### Dataset extract
▬▬▬▬▬▬▬▬▬▬

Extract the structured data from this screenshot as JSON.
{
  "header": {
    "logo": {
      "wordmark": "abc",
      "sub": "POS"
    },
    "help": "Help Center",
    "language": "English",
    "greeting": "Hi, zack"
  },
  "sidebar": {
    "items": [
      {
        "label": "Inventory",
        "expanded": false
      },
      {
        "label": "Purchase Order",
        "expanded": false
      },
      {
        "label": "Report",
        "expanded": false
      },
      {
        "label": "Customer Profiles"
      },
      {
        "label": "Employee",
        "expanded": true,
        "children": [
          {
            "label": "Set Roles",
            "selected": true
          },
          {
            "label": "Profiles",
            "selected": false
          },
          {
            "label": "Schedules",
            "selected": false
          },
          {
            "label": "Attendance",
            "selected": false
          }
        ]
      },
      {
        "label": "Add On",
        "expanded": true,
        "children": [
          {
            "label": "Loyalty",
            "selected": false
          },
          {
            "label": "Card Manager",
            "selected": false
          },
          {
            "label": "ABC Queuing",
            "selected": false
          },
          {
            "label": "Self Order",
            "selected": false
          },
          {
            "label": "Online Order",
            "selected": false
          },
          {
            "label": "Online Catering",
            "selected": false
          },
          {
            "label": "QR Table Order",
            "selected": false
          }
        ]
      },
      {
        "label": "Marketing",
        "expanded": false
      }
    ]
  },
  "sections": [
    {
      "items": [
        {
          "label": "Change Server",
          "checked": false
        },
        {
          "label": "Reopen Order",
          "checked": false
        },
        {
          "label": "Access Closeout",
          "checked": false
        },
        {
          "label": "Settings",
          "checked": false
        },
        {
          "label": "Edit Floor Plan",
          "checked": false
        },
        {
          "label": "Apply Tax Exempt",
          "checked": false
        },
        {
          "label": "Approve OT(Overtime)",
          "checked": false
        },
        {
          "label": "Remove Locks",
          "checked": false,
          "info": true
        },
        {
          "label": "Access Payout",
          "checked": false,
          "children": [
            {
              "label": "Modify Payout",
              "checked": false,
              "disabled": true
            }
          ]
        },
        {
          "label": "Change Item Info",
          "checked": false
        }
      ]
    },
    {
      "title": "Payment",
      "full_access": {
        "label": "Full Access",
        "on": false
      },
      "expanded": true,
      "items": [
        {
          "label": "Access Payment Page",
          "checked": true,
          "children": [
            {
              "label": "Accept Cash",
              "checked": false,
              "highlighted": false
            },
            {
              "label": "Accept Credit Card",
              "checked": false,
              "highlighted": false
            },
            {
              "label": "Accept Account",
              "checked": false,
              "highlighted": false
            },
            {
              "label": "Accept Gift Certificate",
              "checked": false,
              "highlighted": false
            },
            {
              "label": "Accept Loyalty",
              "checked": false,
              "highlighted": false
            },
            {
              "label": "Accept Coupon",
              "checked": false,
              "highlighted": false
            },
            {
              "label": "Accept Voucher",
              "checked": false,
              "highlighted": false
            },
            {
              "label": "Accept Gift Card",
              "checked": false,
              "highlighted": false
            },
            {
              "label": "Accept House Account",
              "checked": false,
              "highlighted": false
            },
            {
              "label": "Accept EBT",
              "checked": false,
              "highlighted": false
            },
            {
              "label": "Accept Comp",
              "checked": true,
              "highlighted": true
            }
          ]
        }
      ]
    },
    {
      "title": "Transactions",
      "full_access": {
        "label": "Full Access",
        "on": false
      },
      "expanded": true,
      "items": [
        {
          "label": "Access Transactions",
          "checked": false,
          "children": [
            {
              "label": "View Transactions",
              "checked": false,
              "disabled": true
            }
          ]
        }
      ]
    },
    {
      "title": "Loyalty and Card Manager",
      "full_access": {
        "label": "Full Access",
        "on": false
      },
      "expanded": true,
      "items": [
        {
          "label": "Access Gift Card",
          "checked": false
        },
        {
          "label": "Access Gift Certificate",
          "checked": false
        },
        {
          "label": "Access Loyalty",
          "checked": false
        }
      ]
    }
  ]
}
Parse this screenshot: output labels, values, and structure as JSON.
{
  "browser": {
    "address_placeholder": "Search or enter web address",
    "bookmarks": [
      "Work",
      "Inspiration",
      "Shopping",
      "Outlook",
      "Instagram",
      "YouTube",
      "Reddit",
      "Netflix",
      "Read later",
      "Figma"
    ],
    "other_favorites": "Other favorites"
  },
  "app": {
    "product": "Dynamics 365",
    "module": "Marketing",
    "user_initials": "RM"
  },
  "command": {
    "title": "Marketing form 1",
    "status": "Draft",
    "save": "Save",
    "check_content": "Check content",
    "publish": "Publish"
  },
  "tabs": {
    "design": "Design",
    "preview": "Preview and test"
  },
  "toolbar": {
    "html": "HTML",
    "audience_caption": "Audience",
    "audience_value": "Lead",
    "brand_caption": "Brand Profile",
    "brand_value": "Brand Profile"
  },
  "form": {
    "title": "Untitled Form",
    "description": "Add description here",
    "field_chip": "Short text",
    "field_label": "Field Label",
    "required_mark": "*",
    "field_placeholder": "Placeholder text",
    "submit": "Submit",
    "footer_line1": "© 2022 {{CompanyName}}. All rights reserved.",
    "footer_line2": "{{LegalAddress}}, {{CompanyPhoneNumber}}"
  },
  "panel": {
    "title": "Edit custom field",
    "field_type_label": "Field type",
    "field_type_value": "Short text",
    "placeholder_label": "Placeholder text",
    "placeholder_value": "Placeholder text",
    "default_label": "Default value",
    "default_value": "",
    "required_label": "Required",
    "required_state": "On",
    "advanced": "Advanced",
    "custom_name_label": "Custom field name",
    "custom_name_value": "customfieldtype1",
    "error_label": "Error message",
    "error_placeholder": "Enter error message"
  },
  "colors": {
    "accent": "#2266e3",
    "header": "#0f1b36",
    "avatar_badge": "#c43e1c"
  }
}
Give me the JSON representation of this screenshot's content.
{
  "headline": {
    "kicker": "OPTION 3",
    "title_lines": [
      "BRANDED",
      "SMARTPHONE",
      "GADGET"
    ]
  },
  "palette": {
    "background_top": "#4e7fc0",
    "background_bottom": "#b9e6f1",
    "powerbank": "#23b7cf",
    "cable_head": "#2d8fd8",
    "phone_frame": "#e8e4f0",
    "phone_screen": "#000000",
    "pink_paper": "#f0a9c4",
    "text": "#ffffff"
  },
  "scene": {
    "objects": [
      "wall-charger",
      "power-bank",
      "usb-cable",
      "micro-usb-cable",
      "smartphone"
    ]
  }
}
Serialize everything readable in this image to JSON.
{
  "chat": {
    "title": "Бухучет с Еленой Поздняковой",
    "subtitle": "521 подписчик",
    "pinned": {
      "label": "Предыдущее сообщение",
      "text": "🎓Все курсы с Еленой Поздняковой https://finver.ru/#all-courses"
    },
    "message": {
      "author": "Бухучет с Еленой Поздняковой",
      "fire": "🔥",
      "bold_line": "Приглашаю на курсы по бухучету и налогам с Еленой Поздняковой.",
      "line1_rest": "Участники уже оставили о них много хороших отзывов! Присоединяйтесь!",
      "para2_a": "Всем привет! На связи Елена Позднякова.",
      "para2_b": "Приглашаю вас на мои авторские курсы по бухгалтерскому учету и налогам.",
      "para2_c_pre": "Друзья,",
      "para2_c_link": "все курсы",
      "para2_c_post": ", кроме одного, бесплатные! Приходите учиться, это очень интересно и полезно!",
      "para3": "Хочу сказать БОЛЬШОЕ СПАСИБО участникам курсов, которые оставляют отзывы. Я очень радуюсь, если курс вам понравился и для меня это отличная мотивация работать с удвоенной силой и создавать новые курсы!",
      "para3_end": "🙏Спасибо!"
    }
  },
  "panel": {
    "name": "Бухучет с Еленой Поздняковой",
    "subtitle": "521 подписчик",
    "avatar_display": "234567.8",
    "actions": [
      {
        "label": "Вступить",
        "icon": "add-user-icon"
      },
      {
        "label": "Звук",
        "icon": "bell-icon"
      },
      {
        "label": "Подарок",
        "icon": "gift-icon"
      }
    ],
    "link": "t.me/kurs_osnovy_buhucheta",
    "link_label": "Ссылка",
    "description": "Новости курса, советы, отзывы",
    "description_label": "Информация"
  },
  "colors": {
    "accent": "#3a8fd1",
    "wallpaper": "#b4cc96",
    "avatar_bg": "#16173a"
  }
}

▬▬▬▬▬▬▬▬▬▬

In the entries above, identify every line with the word "Online". Copy those lines.

### Exercise answer
            "label": "Online Order",
            "label": "Online Catering",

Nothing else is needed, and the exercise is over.